▶ [Requirement] Would you copy out the whole listing exactly as given?

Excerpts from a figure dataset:
◇ ◇ ◇
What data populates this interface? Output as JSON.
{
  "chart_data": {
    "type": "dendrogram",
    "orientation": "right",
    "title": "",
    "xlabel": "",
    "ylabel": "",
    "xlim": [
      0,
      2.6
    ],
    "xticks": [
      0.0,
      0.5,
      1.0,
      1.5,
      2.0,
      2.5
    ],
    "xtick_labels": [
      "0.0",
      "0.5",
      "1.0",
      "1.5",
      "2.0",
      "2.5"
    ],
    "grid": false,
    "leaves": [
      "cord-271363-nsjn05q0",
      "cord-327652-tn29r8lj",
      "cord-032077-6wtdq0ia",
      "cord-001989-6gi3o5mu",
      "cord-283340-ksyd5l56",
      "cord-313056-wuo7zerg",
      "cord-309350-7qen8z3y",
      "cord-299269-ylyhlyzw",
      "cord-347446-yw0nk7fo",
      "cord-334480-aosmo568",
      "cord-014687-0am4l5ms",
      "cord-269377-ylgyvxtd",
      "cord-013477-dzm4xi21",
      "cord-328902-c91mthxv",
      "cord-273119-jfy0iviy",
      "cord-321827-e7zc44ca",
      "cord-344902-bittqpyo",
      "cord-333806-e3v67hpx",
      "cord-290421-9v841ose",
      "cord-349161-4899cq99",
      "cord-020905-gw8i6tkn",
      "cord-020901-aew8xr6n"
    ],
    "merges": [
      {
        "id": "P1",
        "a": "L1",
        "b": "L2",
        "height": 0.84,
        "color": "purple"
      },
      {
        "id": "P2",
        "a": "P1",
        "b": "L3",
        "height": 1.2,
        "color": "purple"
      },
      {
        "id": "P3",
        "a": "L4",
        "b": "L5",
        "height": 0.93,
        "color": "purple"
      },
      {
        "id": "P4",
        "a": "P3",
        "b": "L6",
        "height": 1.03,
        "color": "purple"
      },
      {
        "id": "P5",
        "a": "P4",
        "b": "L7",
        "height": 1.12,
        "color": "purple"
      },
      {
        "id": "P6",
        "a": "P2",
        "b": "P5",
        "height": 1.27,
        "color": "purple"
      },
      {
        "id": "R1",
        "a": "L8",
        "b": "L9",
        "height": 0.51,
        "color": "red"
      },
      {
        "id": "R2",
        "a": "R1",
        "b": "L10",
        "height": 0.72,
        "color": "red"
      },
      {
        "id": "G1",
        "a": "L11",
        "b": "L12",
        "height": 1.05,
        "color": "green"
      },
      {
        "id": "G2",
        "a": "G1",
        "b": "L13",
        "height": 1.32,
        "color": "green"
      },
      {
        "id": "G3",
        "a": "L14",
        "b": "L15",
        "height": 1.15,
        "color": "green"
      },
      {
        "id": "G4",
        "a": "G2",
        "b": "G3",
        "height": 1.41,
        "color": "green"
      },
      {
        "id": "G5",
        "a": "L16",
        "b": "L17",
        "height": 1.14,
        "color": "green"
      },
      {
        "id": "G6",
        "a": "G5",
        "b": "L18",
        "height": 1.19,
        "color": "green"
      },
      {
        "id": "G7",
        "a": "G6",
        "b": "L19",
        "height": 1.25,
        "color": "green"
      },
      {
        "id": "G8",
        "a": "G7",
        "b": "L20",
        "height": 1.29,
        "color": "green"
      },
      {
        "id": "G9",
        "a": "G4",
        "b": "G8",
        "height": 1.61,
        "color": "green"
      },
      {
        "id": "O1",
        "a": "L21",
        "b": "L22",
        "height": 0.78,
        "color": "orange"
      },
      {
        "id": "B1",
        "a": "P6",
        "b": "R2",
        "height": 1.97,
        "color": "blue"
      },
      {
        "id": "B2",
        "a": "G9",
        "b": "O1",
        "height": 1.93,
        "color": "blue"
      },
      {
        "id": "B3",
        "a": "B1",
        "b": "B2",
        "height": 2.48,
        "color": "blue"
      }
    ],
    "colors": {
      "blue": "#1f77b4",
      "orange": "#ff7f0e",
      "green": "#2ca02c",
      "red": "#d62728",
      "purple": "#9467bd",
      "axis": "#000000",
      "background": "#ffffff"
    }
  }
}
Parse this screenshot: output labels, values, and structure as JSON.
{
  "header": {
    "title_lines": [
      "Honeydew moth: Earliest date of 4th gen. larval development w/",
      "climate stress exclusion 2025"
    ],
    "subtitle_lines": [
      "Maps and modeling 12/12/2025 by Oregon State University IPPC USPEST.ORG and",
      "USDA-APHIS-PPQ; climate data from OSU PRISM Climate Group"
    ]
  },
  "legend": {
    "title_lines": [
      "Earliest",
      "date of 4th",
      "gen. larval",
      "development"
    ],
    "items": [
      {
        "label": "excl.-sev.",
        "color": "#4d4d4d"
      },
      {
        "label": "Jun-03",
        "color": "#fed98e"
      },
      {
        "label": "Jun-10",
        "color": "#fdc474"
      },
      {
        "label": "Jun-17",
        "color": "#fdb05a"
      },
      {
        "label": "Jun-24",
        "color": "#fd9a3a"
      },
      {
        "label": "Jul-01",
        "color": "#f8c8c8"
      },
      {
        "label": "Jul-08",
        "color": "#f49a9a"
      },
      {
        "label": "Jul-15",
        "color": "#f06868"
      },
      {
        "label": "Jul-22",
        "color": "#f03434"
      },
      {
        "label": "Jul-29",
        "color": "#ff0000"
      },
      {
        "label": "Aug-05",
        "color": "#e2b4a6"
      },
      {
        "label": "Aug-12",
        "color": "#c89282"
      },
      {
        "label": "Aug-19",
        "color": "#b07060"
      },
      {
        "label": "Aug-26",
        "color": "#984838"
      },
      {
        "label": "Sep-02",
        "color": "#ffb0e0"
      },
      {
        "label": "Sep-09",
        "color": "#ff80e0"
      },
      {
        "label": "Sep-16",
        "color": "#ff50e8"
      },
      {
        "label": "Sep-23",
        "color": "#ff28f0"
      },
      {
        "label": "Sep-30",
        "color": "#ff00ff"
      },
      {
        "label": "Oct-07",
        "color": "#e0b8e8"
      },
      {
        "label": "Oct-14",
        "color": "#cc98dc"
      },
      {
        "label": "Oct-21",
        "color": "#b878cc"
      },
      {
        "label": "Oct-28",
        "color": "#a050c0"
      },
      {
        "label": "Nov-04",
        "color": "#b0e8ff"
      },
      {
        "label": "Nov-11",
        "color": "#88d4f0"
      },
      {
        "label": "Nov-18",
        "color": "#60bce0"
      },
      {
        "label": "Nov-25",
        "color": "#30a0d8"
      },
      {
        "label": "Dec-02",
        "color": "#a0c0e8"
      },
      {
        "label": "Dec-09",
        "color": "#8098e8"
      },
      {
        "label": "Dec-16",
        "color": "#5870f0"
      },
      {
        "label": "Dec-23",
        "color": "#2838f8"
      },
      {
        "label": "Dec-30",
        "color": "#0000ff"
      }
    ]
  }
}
◇ ◇ ◇
▶ [Task solution]
What data populates this interface? Output as JSON.
{
  "chart_data": {
    "type": "dendrogram",
    "orientation": "right",
    "title": "",
    "xlabel": "",
    "ylabel": "",
    "xlim": [
      0,
      2.6
    ],
    "xticks": [
      0.0,
      0.5,
      1.0,
      1.5,
      2.0,
      2.5
    ],
    "xtick_labels": [
      "0.0",
      "0.5",
      "1.0",
      "1.5",
      "2.0",
      "2.5"
    ],
    "grid": false,
    "leaves": [
      "cord-271363-nsjn05q0",
      "cord-327652-tn29r8lj",
      "cord-032077-6wtdq0ia",
      "cord-001989-6gi3o5mu",
      "cord-283340-ksyd5l56",
      "cord-313056-wuo7zerg",
      "cord-309350-7qen8z3y",
      "cord-299269-ylyhlyzw",
      "cord-347446-yw0nk7fo",
      "cord-334480-aosmo568",
      "cord-014687-0am4l5ms",
      "cord-269377-ylgyvxtd",
      "cord-013477-dzm4xi21",
      "cord-328902-c91mthxv",
      "cord-273119-jfy0iviy",
      "cord-321827-e7zc44ca",
      "cord-344902-bittqpyo",
      "cord-333806-e3v67hpx",
      "cord-290421-9v841ose",
      "cord-349161-4899cq99",
      "cord-020905-gw8i6tkn",
      "cord-020901-aew8xr6n"
    ],
    "merges": [
      {
        "id": "P1",
        "a": "L1",
        "b": "L2",
        "height": 0.84,
        "color": "purple"
      },
      {
        "id": "P2",
        "a": "P1",
        "b": "L3",
        "height": 1.2,
        "color": "purple"
      },
      {
        "id": "P3",
        "a": "L4",
        "b": "L5",
        "height": 0.93,
        "color": "purple"
      },
      {
        "id": "P4",
        "a": "P3",
        "b": "L6",
        "height": 1.03,
        "color": "purple"
      },
      {
        "id": "P5",
        "a": "P4",
        "b": "L7",
        "height": 1.12,
        "color": "purple"
      },
      {
        "id": "P6",
        "a": "P2",
        "b": "P5",
        "height": 1.27,
        "color": "purple"
      },
      {
        "id": "R1",
        "a": "L8",
        "b": "L9",
        "height": 0.51,
        "color": "red"
      },
      {
        "id": "R2",
        "a": "R1",
        "b": "L10",
        "height": 0.72,
        "color": "red"
      },
      {
        "id": "G1",
        "a": "L11",
        "b": "L12",
        "height": 1.05,
        "color": "green"
      },
      {
        "id": "G2",
        "a": "G1",
        "b": "L13",
        "height": 1.32,
        "color": "green"
      },
      {
        "id": "G3",
        "a": "L14",
        "b": "L15",
        "height": 1.15,
        "color": "green"
      },
      {
        "id": "G4",
        "a": "G2",
        "b": "G3",
        "height": 1.41,
        "color": "green"
      },
      {
        "id": "G5",
        "a": "L16",
        "b": "L17",
        "height": 1.14,
        "color": "green"
      },
      {
        "id": "G6",
        "a": "G5",
        "b": "L18",
        "height": 1.19,
        "color": "green"
      },
      {
        "id": "G7",
        "a": "G6",
        "b": "L19",
        "height": 1.25,
        "color": "green"
      },
      {
        "id": "G8",
        "a": "G7",
        "b": "L20",
        "height": 1.29,
        "color": "green"
      },
      {
        "id": "G9",
        "a": "G4",
        "b": "G8",
        "height": 1.61,
        "color": "green"
      },
      {
        "id": "O1",
        "a": "L21",
        "b": "L22",
        "height": 0.78,
        "color": "orange"
      },
      {
        "id": "B1",
        "a": "P6",
        "b": "R2",
        "height": 1.97,
        "color": "blue"
      },
      {
        "id": "B2",
        "a": "G9",
        "b": "O1",
        "height": 1.93,
        "color": "blue"
      },
      {
        "id": "B3",
        "a": "B1",
        "b": "B2",
        "height": 2.48,
        "color": "blue"
      }
    ],
    "colors": {
      "blue": "#1f77b4",
      "orange": "#ff7f0e",
      "green": "#2ca02c",
      "red": "#d62728",
      "purple": "#9467bd",
      "axis": "#000000",
      "background": "#ffffff"
    }
  }
}
Parse this screenshot: output labels, values, and structure as JSON.
{
  "header": {
    "title_lines": [
      "Honeydew moth: Earliest date of 4th gen. larval development w/",
      "climate stress exclusion 2025"
    ],
    "subtitle_lines": [
      "Maps and modeling 12/12/2025 by Oregon State University IPPC USPEST.ORG and",
      "USDA-APHIS-PPQ; climate data from OSU PRISM Climate Group"
    ]
  },
  "legend": {
    "title_lines": [
      "Earliest",
      "date of 4th",
      "gen. larval",
      "development"
    ],
    "items": [
      {
        "label": "excl.-sev.",
        "color": "#4d4d4d"
      },
      {
        "label": "Jun-03",
        "color": "#fed98e"
      },
      {
        "label": "Jun-10",
        "color": "#fdc474"
      },
      {
        "label": "Jun-17",
        "color": "#fdb05a"
      },
      {
        "label": "Jun-24",
        "color": "#fd9a3a"
      },
      {
        "label": "Jul-01",
        "color": "#f8c8c8"
      },
      {
        "label": "Jul-08",
        "color": "#f49a9a"
      },
      {
        "label": "Jul-15",
        "color": "#f06868"
      },
      {
        "label": "Jul-22",
        "color": "#f03434"
      },
      {
        "label": "Jul-29",
        "color": "#ff0000"
      },
      {
        "label": "Aug-05",
        "color": "#e2b4a6"
      },
      {
        "label": "Aug-12",
        "color": "#c89282"
      },
      {
        "label": "Aug-19",
        "color": "#b07060"
      },
      {
        "label": "Aug-26",
        "color": "#984838"
      },
      {
        "label": "Sep-02",
        "color": "#ffb0e0"
      },
      {
        "label": "Sep-09",
        "color": "#ff80e0"
      },
      {
        "label": "Sep-16",
        "color": "#ff50e8"
      },
      {
        "label": "Sep-23",
        "color": "#ff28f0"
      },
      {
        "label": "Sep-30",
        "color": "#ff00ff"
      },
      {
        "label": "Oct-07",
        "color": "#e0b8e8"
      },
      {
        "label": "Oct-14",
        "color": "#cc98dc"
      },
      {
        "label": "Oct-21",
        "color": "#b878cc"
      },
      {
        "label": "Oct-28",
        "color": "#a050c0"
      },
      {
        "label": "Nov-04",
        "color": "#b0e8ff"
      },
      {
        "label": "Nov-11",
        "color": "#88d4f0"
      },
      {
        "label": "Nov-18",
        "color": "#60bce0"
      },
      {
        "label": "Nov-25",
        "color": "#30a0d8"
      },
      {
        "label": "Dec-02",
        "color": "#a0c0e8"
      },
      {
        "label": "Dec-09",
        "color": "#8098e8"
      },
      {
        "label": "Dec-16",
        "color": "#5870f0"
      },
      {
        "label": "Dec-23",
        "color": "#2838f8"
      },
      {
        "label": "Dec-30",
        "color": "#0000ff"
      }
    ]
  }
}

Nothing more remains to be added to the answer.